= Information supplied =
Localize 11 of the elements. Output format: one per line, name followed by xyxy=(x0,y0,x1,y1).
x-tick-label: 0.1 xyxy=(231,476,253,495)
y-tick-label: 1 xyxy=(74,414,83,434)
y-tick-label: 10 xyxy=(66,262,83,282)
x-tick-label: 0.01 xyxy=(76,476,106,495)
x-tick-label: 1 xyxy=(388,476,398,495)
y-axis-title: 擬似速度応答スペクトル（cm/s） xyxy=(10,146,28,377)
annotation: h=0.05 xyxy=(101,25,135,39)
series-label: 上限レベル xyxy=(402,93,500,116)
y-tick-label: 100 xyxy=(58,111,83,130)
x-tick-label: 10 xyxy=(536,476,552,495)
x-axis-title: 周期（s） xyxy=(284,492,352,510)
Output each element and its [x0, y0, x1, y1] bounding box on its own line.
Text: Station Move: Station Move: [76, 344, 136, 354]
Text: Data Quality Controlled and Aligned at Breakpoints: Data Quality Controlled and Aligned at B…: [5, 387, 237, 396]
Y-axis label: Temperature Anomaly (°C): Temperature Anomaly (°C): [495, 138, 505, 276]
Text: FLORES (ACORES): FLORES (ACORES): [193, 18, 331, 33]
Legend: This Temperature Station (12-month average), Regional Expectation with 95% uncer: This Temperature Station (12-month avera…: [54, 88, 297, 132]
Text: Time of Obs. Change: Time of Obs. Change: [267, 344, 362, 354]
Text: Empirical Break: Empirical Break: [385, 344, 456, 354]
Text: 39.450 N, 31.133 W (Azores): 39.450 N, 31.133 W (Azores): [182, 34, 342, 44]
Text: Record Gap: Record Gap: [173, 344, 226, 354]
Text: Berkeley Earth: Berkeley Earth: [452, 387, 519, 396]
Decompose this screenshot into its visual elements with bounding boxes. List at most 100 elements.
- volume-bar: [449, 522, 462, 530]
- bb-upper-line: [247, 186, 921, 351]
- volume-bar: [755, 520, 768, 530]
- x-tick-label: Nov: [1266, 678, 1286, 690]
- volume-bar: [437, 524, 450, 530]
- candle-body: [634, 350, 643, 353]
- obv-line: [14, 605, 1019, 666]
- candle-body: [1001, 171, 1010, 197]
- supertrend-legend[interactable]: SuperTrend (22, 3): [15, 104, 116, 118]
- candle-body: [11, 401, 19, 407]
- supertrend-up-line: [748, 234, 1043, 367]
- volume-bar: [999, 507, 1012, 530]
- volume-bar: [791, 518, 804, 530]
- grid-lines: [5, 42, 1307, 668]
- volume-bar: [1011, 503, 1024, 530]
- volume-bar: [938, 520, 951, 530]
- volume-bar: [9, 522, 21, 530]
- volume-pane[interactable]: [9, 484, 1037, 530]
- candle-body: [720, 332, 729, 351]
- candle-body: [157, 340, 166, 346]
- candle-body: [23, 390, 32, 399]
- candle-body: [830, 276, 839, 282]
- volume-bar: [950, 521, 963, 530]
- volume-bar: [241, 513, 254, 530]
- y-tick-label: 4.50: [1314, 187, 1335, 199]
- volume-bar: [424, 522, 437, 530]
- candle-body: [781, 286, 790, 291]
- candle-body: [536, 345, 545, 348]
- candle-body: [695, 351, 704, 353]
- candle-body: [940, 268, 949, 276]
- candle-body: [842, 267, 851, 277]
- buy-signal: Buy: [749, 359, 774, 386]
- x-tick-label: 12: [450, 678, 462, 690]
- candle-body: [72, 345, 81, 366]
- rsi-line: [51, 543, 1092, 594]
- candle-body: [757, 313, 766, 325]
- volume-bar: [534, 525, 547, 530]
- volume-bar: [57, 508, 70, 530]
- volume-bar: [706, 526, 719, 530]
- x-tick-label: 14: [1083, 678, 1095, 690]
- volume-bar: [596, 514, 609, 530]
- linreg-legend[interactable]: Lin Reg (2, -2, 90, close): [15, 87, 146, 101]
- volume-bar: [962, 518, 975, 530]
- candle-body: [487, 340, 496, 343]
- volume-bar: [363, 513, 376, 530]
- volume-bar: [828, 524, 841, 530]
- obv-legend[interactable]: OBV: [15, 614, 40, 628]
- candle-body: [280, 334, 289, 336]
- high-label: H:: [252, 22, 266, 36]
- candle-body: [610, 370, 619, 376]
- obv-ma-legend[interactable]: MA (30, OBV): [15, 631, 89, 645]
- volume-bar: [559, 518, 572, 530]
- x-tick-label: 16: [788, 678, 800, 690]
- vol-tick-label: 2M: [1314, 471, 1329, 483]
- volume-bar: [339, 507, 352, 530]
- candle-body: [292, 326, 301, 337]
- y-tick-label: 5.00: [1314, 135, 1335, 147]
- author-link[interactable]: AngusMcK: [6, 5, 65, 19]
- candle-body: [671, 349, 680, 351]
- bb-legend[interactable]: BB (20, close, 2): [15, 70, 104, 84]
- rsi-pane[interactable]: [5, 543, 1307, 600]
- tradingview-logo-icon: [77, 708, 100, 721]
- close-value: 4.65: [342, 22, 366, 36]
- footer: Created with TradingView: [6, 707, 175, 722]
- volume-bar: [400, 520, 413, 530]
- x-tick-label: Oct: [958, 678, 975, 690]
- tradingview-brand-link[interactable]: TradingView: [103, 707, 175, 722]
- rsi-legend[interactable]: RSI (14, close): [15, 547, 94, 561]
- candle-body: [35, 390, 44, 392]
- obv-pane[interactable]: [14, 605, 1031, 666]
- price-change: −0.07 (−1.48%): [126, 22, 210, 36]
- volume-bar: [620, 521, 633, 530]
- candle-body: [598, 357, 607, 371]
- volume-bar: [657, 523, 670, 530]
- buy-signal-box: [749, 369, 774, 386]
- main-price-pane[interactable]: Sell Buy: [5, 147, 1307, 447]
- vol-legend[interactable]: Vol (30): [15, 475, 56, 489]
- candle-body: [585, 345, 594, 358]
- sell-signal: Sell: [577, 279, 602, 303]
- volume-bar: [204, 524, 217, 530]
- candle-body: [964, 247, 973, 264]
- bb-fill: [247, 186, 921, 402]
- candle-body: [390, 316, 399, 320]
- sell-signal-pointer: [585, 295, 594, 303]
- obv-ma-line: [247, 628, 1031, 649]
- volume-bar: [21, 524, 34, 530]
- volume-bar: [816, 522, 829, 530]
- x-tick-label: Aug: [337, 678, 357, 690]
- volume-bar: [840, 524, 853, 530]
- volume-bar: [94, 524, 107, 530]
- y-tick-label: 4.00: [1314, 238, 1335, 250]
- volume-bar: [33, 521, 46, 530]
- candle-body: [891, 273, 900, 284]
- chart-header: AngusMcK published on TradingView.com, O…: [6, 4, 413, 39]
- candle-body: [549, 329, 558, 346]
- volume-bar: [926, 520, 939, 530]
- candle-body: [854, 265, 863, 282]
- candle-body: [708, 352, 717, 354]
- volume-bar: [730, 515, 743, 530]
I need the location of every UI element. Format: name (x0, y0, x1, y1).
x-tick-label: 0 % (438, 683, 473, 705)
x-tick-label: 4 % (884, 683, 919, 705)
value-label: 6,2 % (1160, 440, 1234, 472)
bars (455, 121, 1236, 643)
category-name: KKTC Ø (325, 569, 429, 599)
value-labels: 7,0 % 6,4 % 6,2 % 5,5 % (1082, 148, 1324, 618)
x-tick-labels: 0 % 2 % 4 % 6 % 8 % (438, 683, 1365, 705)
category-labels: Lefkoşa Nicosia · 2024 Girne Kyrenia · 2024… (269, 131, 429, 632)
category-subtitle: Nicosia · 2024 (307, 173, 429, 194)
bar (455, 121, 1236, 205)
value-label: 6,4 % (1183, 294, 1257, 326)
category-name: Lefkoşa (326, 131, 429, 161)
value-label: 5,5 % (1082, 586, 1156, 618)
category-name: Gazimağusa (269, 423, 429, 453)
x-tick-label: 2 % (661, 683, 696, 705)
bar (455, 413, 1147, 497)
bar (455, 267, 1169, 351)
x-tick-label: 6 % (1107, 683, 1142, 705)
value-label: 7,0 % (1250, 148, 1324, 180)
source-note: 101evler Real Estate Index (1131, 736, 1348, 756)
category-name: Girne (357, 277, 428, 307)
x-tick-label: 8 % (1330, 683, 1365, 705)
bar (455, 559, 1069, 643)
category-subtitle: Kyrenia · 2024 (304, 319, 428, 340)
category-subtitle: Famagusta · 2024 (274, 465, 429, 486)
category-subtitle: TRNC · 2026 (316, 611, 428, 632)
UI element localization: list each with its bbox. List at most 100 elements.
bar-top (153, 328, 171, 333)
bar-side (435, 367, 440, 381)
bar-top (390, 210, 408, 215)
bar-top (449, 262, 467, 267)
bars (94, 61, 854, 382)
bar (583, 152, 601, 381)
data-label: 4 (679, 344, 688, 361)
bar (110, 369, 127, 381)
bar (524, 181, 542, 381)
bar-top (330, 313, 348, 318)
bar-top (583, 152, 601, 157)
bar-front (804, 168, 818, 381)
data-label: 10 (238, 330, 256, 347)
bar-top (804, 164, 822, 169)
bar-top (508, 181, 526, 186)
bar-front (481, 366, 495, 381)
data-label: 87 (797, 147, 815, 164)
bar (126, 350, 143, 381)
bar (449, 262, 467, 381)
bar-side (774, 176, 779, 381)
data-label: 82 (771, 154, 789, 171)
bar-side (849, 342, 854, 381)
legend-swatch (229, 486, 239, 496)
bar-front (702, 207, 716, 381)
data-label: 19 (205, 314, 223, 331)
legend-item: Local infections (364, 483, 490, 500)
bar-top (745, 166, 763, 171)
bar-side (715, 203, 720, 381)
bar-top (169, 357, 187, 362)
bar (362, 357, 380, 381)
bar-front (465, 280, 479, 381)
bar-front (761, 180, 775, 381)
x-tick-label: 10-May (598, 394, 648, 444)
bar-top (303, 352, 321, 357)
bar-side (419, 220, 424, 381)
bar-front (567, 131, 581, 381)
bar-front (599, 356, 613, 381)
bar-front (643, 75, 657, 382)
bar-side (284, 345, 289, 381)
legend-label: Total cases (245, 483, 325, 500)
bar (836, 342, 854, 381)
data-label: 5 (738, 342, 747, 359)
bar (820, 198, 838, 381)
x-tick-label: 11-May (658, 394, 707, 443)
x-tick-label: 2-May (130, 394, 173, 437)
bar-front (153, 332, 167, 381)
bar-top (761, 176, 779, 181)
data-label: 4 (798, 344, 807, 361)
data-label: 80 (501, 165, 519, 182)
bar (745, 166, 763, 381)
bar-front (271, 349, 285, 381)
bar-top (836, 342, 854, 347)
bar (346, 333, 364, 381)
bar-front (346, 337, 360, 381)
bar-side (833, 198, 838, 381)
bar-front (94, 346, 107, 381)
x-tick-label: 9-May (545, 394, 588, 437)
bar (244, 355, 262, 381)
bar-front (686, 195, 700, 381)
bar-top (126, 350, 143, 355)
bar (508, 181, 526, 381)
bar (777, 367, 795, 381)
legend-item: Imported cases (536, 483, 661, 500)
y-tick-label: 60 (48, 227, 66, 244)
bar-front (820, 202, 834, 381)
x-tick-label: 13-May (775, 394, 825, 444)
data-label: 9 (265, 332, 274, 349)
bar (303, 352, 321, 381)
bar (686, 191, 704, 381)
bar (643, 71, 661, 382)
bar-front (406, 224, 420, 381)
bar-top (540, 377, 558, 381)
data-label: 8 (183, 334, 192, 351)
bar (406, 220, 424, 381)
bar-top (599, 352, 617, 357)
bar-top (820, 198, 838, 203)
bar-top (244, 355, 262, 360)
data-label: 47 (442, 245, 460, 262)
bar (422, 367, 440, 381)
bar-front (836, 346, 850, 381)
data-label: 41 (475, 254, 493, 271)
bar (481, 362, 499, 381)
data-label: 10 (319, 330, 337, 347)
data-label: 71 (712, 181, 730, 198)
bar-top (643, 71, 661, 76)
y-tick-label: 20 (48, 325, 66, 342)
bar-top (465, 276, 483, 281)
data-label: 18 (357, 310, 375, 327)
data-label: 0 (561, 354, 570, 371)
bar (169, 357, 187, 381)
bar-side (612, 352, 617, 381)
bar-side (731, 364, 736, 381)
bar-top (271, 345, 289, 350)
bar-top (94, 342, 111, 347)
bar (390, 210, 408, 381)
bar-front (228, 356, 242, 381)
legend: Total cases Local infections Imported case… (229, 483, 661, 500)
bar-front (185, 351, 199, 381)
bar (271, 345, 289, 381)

= Brief =
Rename "y-tick-label" to "y-axis-tick" in the records from their start up to and including the line with "y-tick-label: 10 xyxy=(66,262,83,282)". Give back only those lines, with everything else unchanged.

= Written solution =
Localize 11 of the elements. Output format: one per line, name followed by xyxy=(x0,y0,x1,y1).
x-tick-label: 0.1 xyxy=(231,476,253,495)
y-axis-tick: 1 xyxy=(74,414,83,434)
y-axis-tick: 10 xyxy=(66,262,83,282)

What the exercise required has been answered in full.